Stored records:

- - - -

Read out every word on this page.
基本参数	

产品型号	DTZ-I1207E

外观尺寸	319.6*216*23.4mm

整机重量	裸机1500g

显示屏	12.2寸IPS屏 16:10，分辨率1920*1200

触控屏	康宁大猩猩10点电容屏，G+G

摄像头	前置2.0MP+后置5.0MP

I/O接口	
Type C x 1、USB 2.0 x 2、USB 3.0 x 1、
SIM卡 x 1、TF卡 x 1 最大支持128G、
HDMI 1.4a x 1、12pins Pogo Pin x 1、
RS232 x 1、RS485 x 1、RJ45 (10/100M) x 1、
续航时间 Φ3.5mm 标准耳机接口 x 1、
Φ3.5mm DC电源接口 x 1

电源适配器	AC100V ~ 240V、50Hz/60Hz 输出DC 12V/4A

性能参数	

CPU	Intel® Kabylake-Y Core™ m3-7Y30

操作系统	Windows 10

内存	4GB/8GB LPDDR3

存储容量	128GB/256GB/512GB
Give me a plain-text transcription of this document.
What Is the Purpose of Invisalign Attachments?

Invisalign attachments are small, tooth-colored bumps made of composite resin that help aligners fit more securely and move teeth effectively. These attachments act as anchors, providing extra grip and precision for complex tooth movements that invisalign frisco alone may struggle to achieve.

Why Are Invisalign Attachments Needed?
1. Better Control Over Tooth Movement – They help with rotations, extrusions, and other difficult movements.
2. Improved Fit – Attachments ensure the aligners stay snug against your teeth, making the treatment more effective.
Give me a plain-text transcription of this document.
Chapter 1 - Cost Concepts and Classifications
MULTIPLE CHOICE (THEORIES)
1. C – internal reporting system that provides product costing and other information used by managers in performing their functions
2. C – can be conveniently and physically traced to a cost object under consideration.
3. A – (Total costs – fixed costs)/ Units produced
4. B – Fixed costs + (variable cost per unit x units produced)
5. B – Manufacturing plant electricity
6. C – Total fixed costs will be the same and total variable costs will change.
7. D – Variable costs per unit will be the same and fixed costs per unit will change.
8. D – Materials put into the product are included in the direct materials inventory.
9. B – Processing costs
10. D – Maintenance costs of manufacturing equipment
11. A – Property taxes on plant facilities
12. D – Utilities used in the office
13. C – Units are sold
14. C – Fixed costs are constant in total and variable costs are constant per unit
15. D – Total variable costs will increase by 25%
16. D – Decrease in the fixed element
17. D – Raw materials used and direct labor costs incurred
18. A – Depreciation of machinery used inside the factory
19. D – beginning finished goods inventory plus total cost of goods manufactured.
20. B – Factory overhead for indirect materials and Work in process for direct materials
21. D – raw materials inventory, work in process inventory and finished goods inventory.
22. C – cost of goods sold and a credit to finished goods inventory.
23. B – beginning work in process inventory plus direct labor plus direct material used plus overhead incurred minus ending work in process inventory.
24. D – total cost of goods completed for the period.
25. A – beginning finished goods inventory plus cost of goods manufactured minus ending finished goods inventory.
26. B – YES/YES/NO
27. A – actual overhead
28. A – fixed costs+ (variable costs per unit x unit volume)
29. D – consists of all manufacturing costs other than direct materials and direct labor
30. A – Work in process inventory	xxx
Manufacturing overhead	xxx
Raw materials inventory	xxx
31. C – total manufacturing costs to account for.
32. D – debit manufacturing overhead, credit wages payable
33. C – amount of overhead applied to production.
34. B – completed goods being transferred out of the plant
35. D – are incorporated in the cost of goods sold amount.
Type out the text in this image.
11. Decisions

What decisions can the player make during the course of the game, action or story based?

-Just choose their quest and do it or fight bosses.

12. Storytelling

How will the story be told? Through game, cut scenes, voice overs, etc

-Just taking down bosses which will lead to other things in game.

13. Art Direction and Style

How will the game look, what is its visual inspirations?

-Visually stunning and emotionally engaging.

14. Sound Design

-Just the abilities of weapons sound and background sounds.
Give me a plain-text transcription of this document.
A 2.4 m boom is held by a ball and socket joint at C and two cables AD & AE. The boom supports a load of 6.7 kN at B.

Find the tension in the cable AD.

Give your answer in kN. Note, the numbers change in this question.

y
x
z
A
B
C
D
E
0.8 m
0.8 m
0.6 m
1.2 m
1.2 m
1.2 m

- - - -

• **Objective**
Each record must be returned exactly as it is written.

• **Task output**
Read out every word on this page.
基本参数	

产品型号	DTZ-I1207E

外观尺寸	319.6*216*23.4mm

整机重量	裸机1500g

显示屏	12.2寸IPS屏 16:10，分辨率1920*1200

触控屏	康宁大猩猩10点电容屏，G+G

摄像头	前置2.0MP+后置5.0MP

I/O接口	
Type C x 1、USB 2.0 x 2、USB 3.0 x 1、
SIM卡 x 1、TF卡 x 1 最大支持128G、
HDMI 1.4a x 1、12pins Pogo Pin x 1、
RS232 x 1、RS485 x 1、RJ45 (10/100M) x 1、
续航时间 Φ3.5mm 标准耳机接口 x 1、
Φ3.5mm DC电源接口 x 1

电源适配器	AC100V ~ 240V、50Hz/60Hz 输出DC 12V/4A

性能参数	

CPU	Intel® Kabylake-Y Core™ m3-7Y30

操作系统	Windows 10

内存	4GB/8GB LPDDR3

存储容量	128GB/256GB/512GB
Give me a plain-text transcription of this document.
What Is the Purpose of Invisalign Attachments?

Invisalign attachments are small, tooth-colored bumps made of composite resin that help aligners fit more securely and move teeth effectively. These attachments act as anchors, providing extra grip and precision for complex tooth movements that invisalign frisco alone may struggle to achieve.

Why Are Invisalign Attachments Needed?
1. Better Control Over Tooth Movement – They help with rotations, extrusions, and other difficult movements.
2. Improved Fit – Attachments ensure the aligners stay snug against your teeth, making the treatment more effective.
Give me a plain-text transcription of this document.
Chapter 1 - Cost Concepts and Classifications
MULTIPLE CHOICE (THEORIES)
1. C – internal reporting system that provides product costing and other information used by managers in performing their functions
2. C – can be conveniently and physically traced to a cost object under consideration.
3. A – (Total costs – fixed costs)/ Units produced
4. B – Fixed costs + (variable cost per unit x units produced)
5. B – Manufacturing plant electricity
6. C – Total fixed costs will be the same and total variable costs will change.
7. D – Variable costs per unit will be the same and fixed costs per unit will change.
8. D – Materials put into the product are included in the direct materials inventory.
9. B – Processing costs
10. D – Maintenance costs of manufacturing equipment
11. A – Property taxes on plant facilities
12. D – Utilities used in the office
13. C – Units are sold
14. C – Fixed costs are constant in total and variable costs are constant per unit
15. D – Total variable costs will increase by 25%
16. D – Decrease in the fixed element
17. D – Raw materials used and direct labor costs incurred
18. A – Depreciation of machinery used inside the factory
19. D – beginning finished goods inventory plus total cost of goods manufactured.
20. B – Factory overhead for indirect materials and Work in process for direct materials
21. D – raw materials inventory, work in process inventory and finished goods inventory.
22. C – cost of goods sold and a credit to finished goods inventory.
23. B – beginning work in process inventory plus direct labor plus direct material used plus overhead incurred minus ending work in process inventory.
24. D – total cost of goods completed for the period.
25. A – beginning finished goods inventory plus cost of goods manufactured minus ending finished goods inventory.
26. B – YES/YES/NO
27. A – actual overhead
28. A – fixed costs+ (variable costs per unit x unit volume)
29. D – consists of all manufacturing costs other than direct materials and direct labor
30. A – Work in process inventory	xxx
Manufacturing overhead	xxx
Raw materials inventory	xxx
31. C – total manufacturing costs to account for.
32. D – debit manufacturing overhead, credit wages payable
33. C – amount of overhead applied to production.
34. B – completed goods being transferred out of the plant
35. D – are incorporated in the cost of goods sold amount.
Type out the text in this image.
11. Decisions

What decisions can the player make during the course of the game, action or story based?

-Just choose their quest and do it or fight bosses.

12. Storytelling

How will the story be told? Through game, cut scenes, voice overs, etc

-Just taking down bosses which will lead to other things in game.

13. Art Direction and Style

How will the game look, what is its visual inspirations?

-Visually stunning and emotionally engaging.

14. Sound Design

-Just the abilities of weapons sound and background sounds.
Give me a plain-text transcription of this document.
A 2.4 m boom is held by a ball and socket joint at C and two cables AD & AE. The boom supports a load of 6.7 kN at B.

Find the tension in the cable AD.

Give your answer in kN. Note, the numbers change in this question.

y
x
z
A
B
C
D
E
0.8 m
0.8 m
0.6 m
1.2 m
1.2 m
1.2 m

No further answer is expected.